**Stated task:** Go through the listing and return every line with "رسولی" in it.

**Data to use:**

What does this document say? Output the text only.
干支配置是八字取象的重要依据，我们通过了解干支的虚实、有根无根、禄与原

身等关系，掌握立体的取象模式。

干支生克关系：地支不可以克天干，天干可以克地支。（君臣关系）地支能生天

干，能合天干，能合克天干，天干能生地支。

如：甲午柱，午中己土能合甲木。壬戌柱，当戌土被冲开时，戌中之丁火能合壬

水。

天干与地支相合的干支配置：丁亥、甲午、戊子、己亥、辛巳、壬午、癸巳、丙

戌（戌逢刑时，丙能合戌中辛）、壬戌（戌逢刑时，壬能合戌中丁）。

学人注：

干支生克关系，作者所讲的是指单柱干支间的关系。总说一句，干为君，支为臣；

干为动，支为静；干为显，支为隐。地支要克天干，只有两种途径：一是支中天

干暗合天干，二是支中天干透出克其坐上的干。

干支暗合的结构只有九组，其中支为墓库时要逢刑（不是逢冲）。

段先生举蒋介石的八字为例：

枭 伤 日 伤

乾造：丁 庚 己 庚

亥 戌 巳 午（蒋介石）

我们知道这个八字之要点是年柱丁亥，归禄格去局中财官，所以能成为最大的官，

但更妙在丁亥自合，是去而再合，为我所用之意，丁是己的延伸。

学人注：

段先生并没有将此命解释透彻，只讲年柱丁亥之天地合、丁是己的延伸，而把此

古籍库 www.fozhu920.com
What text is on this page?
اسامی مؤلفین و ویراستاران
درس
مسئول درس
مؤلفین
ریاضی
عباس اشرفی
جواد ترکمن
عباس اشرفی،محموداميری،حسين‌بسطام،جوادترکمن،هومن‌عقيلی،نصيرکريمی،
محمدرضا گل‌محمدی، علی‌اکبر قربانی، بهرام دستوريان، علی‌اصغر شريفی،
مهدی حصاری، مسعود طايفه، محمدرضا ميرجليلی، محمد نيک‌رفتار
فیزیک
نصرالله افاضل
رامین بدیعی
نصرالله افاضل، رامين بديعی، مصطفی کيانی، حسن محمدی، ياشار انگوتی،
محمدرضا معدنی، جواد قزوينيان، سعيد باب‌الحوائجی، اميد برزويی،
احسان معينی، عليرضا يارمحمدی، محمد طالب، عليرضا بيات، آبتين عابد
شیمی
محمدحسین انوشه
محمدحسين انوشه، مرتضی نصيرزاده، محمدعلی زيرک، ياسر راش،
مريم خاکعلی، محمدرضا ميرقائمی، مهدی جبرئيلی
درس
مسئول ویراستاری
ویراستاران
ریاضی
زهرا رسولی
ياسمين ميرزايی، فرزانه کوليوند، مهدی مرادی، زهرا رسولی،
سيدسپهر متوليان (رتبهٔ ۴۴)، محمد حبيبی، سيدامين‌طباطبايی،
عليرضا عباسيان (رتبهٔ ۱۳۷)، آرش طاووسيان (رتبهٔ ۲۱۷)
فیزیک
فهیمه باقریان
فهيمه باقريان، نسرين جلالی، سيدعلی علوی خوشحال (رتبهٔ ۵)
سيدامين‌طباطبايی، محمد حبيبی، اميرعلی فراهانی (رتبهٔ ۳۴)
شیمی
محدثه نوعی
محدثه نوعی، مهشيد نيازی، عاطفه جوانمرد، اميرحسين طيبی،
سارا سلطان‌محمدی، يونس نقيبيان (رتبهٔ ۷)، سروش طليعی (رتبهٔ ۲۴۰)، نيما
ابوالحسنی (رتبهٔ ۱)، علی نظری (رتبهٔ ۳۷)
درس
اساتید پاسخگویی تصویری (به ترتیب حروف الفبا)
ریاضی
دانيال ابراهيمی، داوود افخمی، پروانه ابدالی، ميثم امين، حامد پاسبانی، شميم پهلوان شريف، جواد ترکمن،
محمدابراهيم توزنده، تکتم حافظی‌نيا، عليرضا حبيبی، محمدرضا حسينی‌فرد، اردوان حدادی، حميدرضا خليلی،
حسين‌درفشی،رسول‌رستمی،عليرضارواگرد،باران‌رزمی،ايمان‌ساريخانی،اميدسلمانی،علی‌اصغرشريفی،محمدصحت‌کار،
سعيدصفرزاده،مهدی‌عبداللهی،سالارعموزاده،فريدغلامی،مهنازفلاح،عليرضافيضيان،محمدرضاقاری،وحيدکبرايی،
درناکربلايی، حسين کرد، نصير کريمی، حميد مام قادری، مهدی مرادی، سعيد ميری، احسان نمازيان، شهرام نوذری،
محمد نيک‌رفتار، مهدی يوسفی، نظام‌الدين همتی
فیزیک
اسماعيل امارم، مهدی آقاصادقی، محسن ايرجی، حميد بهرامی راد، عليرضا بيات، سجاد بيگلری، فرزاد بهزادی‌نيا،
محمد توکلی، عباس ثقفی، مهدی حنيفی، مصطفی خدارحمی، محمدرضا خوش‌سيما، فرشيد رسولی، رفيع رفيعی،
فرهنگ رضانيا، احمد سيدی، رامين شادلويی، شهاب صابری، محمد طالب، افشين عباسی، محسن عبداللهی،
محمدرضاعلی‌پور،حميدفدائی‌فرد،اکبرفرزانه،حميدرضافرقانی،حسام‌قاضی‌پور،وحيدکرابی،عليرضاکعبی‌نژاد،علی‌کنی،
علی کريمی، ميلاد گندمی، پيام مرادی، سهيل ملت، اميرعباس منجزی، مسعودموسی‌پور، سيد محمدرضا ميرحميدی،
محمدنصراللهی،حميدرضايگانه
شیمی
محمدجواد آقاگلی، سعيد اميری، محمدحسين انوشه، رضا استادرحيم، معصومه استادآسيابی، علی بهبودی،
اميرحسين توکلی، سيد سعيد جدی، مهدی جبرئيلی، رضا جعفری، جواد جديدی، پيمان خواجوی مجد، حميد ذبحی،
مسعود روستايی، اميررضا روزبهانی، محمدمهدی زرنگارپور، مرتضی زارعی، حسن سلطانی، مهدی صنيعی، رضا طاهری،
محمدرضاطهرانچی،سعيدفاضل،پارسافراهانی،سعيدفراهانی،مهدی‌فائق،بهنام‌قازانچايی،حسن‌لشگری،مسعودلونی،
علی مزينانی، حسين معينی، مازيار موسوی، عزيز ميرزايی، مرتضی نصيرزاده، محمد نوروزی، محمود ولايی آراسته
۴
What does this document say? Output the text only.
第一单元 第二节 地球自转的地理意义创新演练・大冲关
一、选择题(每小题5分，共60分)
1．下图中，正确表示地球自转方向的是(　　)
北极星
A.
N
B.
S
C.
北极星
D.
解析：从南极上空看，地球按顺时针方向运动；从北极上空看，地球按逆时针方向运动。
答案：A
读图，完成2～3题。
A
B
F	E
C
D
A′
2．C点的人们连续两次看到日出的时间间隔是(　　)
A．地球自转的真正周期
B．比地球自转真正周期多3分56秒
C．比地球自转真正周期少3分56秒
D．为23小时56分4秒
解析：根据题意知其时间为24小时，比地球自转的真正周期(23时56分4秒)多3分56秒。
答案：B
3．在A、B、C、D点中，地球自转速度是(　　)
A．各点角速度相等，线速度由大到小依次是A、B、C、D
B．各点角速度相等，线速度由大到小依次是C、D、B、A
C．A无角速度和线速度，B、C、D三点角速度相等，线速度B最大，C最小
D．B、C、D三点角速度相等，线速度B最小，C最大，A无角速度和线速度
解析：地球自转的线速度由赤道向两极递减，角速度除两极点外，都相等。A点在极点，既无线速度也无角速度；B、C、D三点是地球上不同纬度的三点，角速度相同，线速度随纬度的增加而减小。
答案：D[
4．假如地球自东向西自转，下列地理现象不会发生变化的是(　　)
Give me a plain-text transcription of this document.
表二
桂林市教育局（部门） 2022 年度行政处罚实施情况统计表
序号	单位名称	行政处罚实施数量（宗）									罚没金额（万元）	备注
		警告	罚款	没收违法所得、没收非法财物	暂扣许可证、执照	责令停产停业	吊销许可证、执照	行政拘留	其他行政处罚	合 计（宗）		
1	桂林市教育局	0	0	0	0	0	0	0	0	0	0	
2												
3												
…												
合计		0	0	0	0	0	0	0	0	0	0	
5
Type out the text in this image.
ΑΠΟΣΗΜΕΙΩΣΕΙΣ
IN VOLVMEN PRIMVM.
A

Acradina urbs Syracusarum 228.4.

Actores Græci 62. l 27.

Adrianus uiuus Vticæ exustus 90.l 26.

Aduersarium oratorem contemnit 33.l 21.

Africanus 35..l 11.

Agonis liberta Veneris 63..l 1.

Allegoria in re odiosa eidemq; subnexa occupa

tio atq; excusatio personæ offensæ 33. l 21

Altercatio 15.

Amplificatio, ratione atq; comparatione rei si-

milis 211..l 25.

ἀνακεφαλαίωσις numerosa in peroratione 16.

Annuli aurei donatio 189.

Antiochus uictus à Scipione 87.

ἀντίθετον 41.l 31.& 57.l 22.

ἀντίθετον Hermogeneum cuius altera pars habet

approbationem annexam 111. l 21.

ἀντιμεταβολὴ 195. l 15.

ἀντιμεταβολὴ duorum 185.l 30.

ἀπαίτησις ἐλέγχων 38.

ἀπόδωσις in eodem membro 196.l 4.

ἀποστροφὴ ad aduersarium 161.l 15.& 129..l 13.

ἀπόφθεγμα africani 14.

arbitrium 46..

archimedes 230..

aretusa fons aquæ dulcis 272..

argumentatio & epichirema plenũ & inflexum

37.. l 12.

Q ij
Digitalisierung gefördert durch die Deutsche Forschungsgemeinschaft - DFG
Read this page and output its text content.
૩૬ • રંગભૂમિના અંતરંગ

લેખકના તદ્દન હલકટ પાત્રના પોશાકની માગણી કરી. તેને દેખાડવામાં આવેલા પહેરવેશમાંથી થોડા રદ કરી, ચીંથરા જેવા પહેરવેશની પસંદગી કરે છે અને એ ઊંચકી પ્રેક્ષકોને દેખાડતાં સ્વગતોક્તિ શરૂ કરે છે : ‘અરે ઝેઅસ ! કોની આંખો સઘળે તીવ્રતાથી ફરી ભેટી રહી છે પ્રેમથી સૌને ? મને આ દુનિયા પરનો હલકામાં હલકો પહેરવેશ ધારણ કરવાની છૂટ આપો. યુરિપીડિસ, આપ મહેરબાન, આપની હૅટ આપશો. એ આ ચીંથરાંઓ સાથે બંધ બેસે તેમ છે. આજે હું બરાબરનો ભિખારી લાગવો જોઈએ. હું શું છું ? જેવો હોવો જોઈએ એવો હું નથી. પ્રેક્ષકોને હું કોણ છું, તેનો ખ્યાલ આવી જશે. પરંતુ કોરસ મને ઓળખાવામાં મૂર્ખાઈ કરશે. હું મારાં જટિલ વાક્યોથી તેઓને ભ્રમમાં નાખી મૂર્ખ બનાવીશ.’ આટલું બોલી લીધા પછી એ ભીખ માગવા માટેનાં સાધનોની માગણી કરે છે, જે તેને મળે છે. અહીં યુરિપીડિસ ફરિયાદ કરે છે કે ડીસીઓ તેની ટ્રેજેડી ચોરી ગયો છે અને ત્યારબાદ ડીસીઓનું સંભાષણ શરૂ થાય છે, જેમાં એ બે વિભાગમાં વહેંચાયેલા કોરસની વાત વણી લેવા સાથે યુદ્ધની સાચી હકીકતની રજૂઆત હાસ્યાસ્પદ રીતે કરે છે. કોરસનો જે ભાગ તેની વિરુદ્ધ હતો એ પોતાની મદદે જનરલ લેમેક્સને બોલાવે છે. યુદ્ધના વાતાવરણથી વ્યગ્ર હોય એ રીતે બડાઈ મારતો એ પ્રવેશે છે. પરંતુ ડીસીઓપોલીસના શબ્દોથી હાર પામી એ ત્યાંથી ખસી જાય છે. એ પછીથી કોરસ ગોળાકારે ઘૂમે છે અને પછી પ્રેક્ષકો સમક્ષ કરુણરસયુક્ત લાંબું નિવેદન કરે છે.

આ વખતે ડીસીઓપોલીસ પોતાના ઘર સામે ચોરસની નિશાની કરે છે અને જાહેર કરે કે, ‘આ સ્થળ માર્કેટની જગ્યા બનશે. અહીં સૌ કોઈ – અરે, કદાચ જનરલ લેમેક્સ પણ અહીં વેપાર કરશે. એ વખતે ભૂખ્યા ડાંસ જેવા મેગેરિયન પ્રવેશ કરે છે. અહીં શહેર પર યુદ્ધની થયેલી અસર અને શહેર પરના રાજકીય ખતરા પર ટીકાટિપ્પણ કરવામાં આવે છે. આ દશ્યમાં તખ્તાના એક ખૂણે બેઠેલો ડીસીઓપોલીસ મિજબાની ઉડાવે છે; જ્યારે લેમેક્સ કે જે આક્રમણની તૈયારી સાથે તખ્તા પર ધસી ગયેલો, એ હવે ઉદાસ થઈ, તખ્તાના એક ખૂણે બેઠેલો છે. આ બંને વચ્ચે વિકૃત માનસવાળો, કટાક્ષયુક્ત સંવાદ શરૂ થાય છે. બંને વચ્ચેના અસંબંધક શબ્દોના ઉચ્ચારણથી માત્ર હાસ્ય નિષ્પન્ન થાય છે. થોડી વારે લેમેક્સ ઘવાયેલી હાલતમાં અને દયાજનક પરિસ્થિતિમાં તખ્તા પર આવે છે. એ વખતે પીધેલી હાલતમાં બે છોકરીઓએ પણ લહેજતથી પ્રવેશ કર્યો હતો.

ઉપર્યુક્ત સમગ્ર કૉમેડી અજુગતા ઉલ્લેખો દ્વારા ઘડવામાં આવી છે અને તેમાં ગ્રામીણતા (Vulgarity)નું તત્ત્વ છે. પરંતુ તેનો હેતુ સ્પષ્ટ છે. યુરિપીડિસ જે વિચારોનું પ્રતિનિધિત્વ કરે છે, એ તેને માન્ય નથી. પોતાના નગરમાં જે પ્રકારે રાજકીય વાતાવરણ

**Solution below:**
زهرا رسولی
ياسمين ميرزايی، فرزانه کوليوند، مهدی مرادی، زهرا رسولی،
محمد توکلی، عباس ثقفی، مهدی حنيفی، مصطفی خدارحمی، محمدرضا خوش‌سيما، فرشيد رسولی، رفيع رفيعی،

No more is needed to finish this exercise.